* [WHAT IS EXPECTED] Tally up the lines below that include the word "established". Answer with the number alone.

* [DATA RECORDS]
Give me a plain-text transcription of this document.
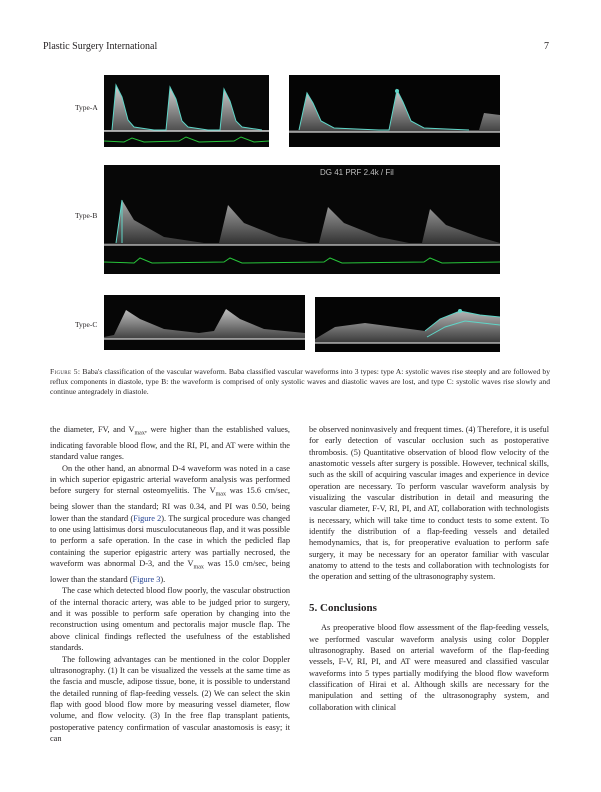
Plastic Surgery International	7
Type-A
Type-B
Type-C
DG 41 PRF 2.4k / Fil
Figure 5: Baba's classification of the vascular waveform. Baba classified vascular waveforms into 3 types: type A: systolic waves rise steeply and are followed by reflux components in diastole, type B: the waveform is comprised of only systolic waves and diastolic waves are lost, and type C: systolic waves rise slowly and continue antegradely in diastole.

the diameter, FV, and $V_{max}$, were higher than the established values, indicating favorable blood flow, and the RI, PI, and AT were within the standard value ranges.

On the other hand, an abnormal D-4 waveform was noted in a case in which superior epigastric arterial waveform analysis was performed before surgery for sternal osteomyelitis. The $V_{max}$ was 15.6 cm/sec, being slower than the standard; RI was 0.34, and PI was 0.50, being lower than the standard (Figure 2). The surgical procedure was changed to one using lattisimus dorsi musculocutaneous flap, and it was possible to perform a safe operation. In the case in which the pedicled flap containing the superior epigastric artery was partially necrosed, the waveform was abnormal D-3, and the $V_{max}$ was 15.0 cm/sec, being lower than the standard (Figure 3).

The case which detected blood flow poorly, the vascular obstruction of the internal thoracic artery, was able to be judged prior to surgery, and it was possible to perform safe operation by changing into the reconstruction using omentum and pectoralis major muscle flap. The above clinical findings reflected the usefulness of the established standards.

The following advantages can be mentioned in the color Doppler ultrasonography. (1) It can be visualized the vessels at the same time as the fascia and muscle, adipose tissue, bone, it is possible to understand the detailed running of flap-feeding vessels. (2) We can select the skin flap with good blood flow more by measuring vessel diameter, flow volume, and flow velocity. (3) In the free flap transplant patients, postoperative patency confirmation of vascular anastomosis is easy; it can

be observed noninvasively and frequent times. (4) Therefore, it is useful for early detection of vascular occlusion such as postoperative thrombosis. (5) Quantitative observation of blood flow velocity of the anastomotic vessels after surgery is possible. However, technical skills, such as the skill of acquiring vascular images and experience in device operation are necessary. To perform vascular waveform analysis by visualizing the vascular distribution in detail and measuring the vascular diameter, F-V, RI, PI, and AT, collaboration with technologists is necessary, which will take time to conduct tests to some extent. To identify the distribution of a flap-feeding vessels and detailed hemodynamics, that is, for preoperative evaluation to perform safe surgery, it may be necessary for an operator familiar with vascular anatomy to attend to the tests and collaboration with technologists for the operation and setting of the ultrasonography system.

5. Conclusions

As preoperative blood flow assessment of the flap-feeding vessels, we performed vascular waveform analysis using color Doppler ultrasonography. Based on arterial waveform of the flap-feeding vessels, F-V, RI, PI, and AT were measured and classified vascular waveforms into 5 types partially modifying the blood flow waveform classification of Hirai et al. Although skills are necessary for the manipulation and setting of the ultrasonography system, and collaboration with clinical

* [RESPONSE BELOW] 2